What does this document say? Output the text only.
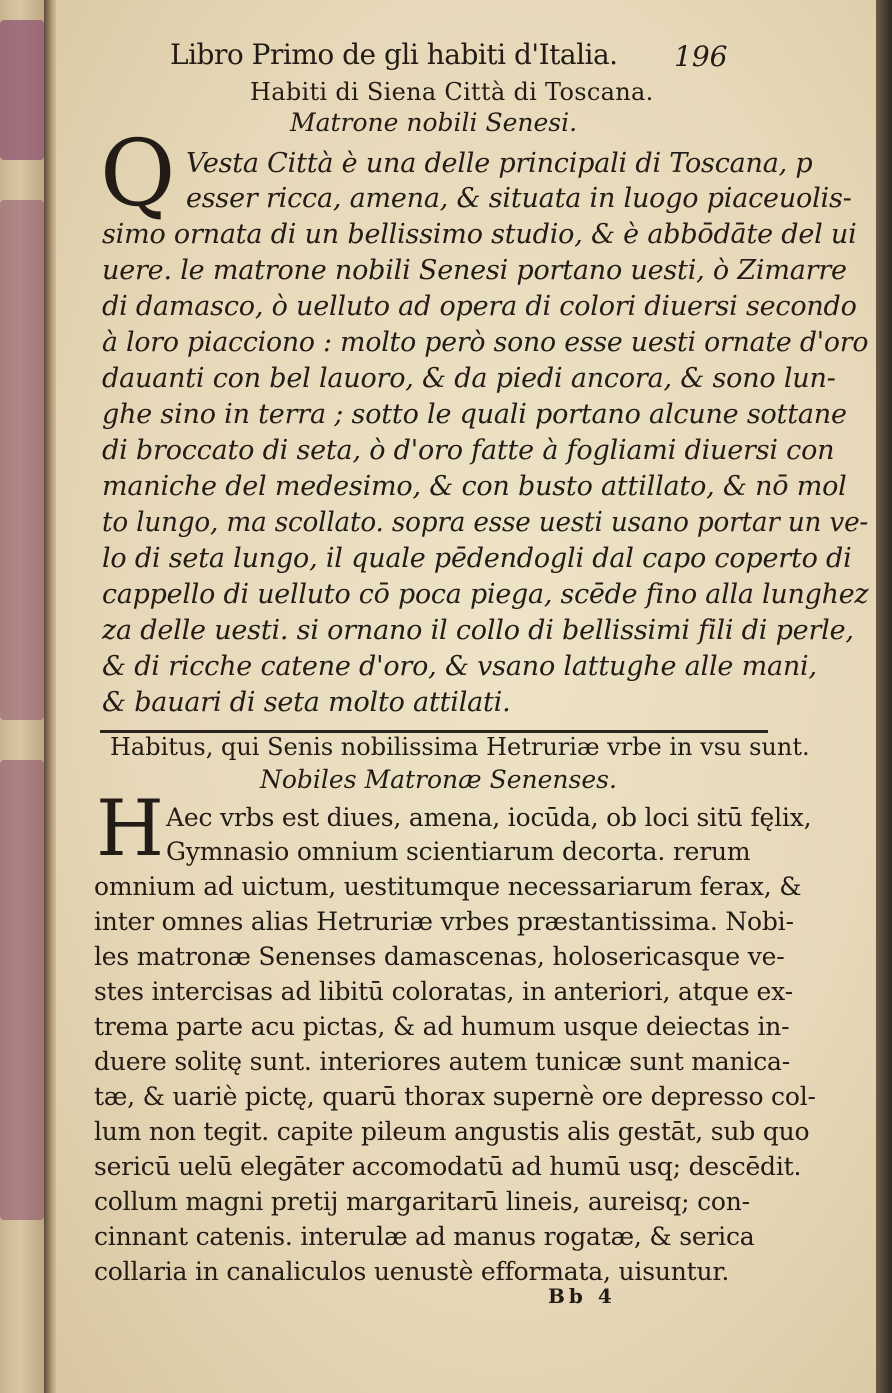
Libro Primo de gli habiti d'Italia. 196
Habiti di Siena Città di Toscana.
Matrone nobili Senesi.
Q Vesta Città è una delle principali di Toscana, p
esser ricca, amena, & situata in luogo piaceuolis-
simo ornata di un bellissimo studio, & è abbōdāte del ui
uere. le matrone nobili Senesi portano uesti, ò Zimarre
di damasco, ò uelluto ad opera di colori diuersi secondo
à loro piacciono : molto però sono esse uesti ornate d'oro
dauanti con bel lauoro, & da piedi ancora, & sono lun-
ghe sino in terra ; sotto le quali portano alcune sottane
di broccato di seta, ò d'oro fatte à fogliami diuersi con
maniche del medesimo, & con busto attillato, & nō mol
to lungo, ma scollato. sopra esse uesti usano portar un ve-
lo di seta lungo, il quale pēdendogli dal capo coperto di
cappello di uelluto cō poca piega, scēde fino alla lunghez
za delle uesti. si ornano il collo di bellissimi fili di perle,
& di ricche catene d'oro, & vsano lattughe alle mani,
& bauari di seta molto attilati.
Habitus, qui Senis nobilissima Hetruriæ vrbe in vsu sunt.
Nobiles Matronæ Senenses.
H Aec vrbs est diues, amena, iocūda, ob loci sitū fęlix,
Gymnasio omnium scientiarum decorta. rerum
omnium ad uictum, uestitumque necessariarum ferax, &
inter omnes alias Hetruriæ vrbes præstantissima. Nobi-
les matronæ Senenses damascenas, holosericasque ve-
stes intercisas ad libitū coloratas, in anteriori, atque ex-
trema parte acu pictas, & ad humum usque deiectas in-
duere solitę sunt. interiores autem tunicæ sunt manica-
tæ, & uariè pictę, quarū thorax supernè ore depresso col-
lum non tegit. capite pileum angustis alis gestāt, sub quo
sericū uelū elegāter accomodatū ad humū usq; descēdit.
collum magni pretij margaritarū lineis, aureisq; con-
cinnant catenis. interulæ ad manus rogatæ, & serica
collaria in canaliculos uenustè efformata, uisuntur.
Bb 4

## JOB
Using the listing above, show every line that includes the string "seta".

## RESPONSE TO THIS EXERCISE
di broccato di seta, ò d'oro fatte à fogliami diuersi con
lo di seta lungo, il quale pēdendogli dal capo coperto di
& bauari di seta molto attilati.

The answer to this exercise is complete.